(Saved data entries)
——————————
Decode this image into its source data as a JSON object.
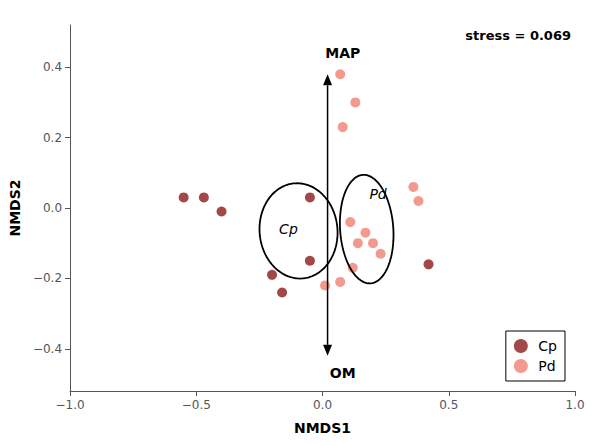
{
  "chart_data": {
    "type": "scatter",
    "xlabel": "NMDS1",
    "ylabel": "NMDS2",
    "series": [
      {
        "name": "Cp",
        "color": "#8B1A1A",
        "values": [
          [
            -0.55,
            0.03
          ],
          [
            -0.47,
            0.03
          ],
          [
            -0.4,
            -0.01
          ],
          [
            -0.05,
            0.03
          ],
          [
            -0.2,
            -0.19
          ],
          [
            -0.16,
            -0.24
          ],
          [
            -0.05,
            -0.15
          ],
          [
            0.42,
            -0.16
          ]
        ]
      },
      {
        "name": "Pd",
        "color": "#F08070",
        "values": [
          [
            0.07,
            0.38
          ],
          [
            0.13,
            0.3
          ],
          [
            0.08,
            0.23
          ],
          [
            0.36,
            0.06
          ],
          [
            0.38,
            0.02
          ],
          [
            0.11,
            -0.04
          ],
          [
            0.17,
            -0.07
          ],
          [
            0.14,
            -0.1
          ],
          [
            0.2,
            -0.1
          ],
          [
            0.23,
            -0.13
          ],
          [
            0.12,
            -0.17
          ],
          [
            0.07,
            -0.21
          ],
          [
            0.01,
            -0.22
          ]
        ]
      }
    ],
    "ellipses": [
      {
        "label": "Cp",
        "cx": -0.095,
        "cy": -0.065,
        "width": 0.31,
        "height": 0.27,
        "angle": -8,
        "label_x": -0.135,
        "label_y": -0.06
      },
      {
        "label": "Pd",
        "cx": 0.175,
        "cy": -0.06,
        "width": 0.21,
        "height": 0.31,
        "angle": 8,
        "label_x": 0.22,
        "label_y": 0.04
      }
    ],
    "arrows": [
      {
        "label": "MAP",
        "start": [
          0.02,
          0.0
        ],
        "end": [
          0.02,
          0.38
        ],
        "label_x": 0.08,
        "label_y": 0.42
      },
      {
        "label": "OM",
        "start": [
          0.02,
          0.0
        ],
        "end": [
          0.02,
          -0.42
        ],
        "label_x": 0.08,
        "label_y": -0.45
      }
    ],
    "annotation": "stress = 0.069",
    "xlim": [
      -1.0,
      1.0
    ],
    "ylim": [
      -0.52,
      0.52
    ],
    "xticks": [
      {
        "value": -1.0,
        "label": "−1.0"
      },
      {
        "value": -0.5,
        "label": "−0.5"
      },
      {
        "value": 0.0,
        "label": "0.0"
      },
      {
        "value": 0.5,
        "label": "0.5"
      },
      {
        "value": 1.0,
        "label": "1.0"
      }
    ],
    "yticks": [
      {
        "value": -0.4,
        "label": "−0.4"
      },
      {
        "value": -0.2,
        "label": "−0.2"
      },
      {
        "value": 0.0,
        "label": "0.0"
      },
      {
        "value": 0.2,
        "label": "0.2"
      },
      {
        "value": 0.4,
        "label": "0.4"
      }
    ],
    "marker": "circle",
    "legend": "lower right",
    "grid": false
  }
}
——————————
Problem statement: Return the entries unchanged, save for the pictures, which do not belong in the copy.

Written response:
Decode this image into its source data as a JSON object.
{
  "chart_data": {
    "type": "scatter",
    "xlabel": "NMDS1",
    "ylabel": "NMDS2",
    "series": [
      {
        "name": "Cp",
        "color": "#8B1A1A",
        "values": [
          [
            -0.55,
            0.03
          ],
          [
            -0.47,
            0.03
          ],
          [
            -0.4,
            -0.01
          ],
          [
            -0.05,
            0.03
          ],
          [
            -0.2,
            -0.19
          ],
          [
            -0.16,
            -0.24
          ],
          [
            -0.05,
            -0.15
          ],
          [
            0.42,
            -0.16
          ]
        ]
      },
      {
        "name": "Pd",
        "color": "#F08070",
        "values": [
          [
            0.07,
            0.38
          ],
          [
            0.13,
            0.3
          ],
          [
            0.08,
            0.23
          ],
          [
            0.36,
            0.06
          ],
          [
            0.38,
            0.02
          ],
          [
            0.11,
            -0.04
          ],
          [
            0.17,
            -0.07
          ],
          [
            0.14,
            -0.1
          ],
          [
            0.2,
            -0.1
          ],
          [
            0.23,
            -0.13
          ],
          [
            0.12,
            -0.17
          ],
          [
            0.07,
            -0.21
          ],
          [
            0.01,
            -0.22
          ]
        ]
      }
    ],
    "ellipses": [
      {
        "label": "Cp",
        "cx": -0.095,
        "cy": -0.065,
        "width": 0.31,
        "height": 0.27,
        "angle": -8,
        "label_x": -0.135,
        "label_y": -0.06
      },
      {
        "label": "Pd",
        "cx": 0.175,
        "cy": -0.06,
        "width": 0.21,
        "height": 0.31,
        "angle": 8,
        "label_x": 0.22,
        "label_y": 0.04
      }
    ],
    "arrows": [
      {
        "label": "MAP",
        "start": [
          0.02,
          0.0
        ],
        "end": [
          0.02,
          0.38
        ],
        "label_x": 0.08,
        "label_y": 0.42
      },
      {
        "label": "OM",
        "start": [
          0.02,
          0.0
        ],
        "end": [
          0.02,
          -0.42
        ],
        "label_x": 0.08,
        "label_y": -0.45
      }
    ],
    "annotation": "stress = 0.069",
    "xlim": [
      -1.0,
      1.0
    ],
    "ylim": [
      -0.52,
      0.52
    ],
    "xticks": [
      {
        "value": -1.0,
        "label": "−1.0"
      },
      {
        "value": -0.5,
        "label": "−0.5"
      },
      {
        "value": 0.0,
        "label": "0.0"
      },
      {
        "value": 0.5,
        "label": "0.5"
      },
      {
        "value": 1.0,
        "label": "1.0"
      }
    ],
    "yticks": [
      {
        "value": -0.4,
        "label": "−0.4"
      },
      {
        "value": -0.2,
        "label": "−0.2"
      },
      {
        "value": 0.0,
        "label": "0.0"
      },
      {
        "value": 0.2,
        "label": "0.2"
      },
      {
        "value": 0.4,
        "label": "0.4"
      }
    ],
    "marker": "circle",
    "legend": "lower right",
    "grid": false
  }
}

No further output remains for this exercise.